▶ [Task directions] Say how many lines include the word "Catholyte", using only a number.

[Stored dataset items]
-- Begin --
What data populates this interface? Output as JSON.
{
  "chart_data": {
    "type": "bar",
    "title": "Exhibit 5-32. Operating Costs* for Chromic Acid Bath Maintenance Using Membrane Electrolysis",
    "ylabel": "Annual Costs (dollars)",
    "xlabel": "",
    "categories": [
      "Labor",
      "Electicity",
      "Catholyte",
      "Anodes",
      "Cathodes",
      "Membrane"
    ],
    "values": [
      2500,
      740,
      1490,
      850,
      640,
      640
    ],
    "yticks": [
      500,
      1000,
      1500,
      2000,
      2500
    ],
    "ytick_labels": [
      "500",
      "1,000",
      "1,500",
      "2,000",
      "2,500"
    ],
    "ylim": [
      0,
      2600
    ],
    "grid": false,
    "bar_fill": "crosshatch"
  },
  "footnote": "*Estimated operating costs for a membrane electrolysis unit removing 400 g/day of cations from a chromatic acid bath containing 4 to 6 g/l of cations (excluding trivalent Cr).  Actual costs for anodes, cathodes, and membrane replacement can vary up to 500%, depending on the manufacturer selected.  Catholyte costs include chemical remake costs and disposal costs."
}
-- End --
▶ [Answer to the problem] 2